### EXERCISE DATA
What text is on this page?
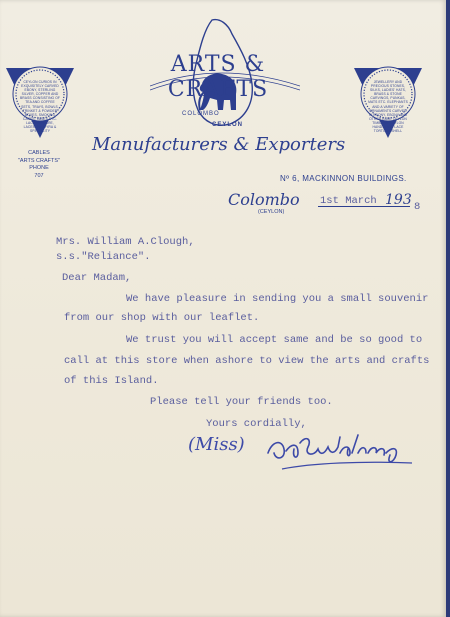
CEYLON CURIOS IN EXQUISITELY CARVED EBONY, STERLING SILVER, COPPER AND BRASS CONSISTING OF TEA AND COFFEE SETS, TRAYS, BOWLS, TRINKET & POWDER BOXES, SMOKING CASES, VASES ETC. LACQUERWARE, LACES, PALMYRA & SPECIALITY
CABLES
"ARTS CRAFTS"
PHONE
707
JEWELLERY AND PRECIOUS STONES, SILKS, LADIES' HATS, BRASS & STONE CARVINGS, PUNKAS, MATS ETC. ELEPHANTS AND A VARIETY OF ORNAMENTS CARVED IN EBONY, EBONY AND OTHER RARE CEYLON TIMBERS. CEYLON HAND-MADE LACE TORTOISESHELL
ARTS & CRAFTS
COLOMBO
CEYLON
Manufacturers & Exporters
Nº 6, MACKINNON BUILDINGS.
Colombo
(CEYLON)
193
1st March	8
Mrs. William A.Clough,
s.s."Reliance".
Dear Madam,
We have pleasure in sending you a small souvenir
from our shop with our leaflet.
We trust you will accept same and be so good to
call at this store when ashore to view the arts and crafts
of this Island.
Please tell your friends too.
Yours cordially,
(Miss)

### WHAT IS ASKED
Give all the lines above again, character for character, without pictures.

### RESPONSE TO THIS EXERCISE
What text is on this page?
CEYLON CURIOS IN EXQUISITELY CARVED EBONY, STERLING SILVER, COPPER AND BRASS CONSISTING OF TEA AND COFFEE SETS, TRAYS, BOWLS, TRINKET & POWDER BOXES, SMOKING CASES, VASES ETC. LACQUERWARE, LACES, PALMYRA & SPECIALITY
CABLES
"ARTS CRAFTS"
PHONE
707
JEWELLERY AND PRECIOUS STONES, SILKS, LADIES' HATS, BRASS & STONE CARVINGS, PUNKAS, MATS ETC. ELEPHANTS AND A VARIETY OF ORNAMENTS CARVED IN EBONY, EBONY AND OTHER RARE CEYLON TIMBERS. CEYLON HAND-MADE LACE TORTOISESHELL
ARTS & CRAFTS
COLOMBO
CEYLON
Manufacturers & Exporters
Nº 6, MACKINNON BUILDINGS.
Colombo
(CEYLON)
193
1st March	8
Mrs. William A.Clough,
s.s."Reliance".
Dear Madam,
We have pleasure in sending you a small souvenir
from our shop with our leaflet.
We trust you will accept same and be so good to
call at this store when ashore to view the arts and crafts
of this Island.
Please tell your friends too.
Yours cordially,
(Miss)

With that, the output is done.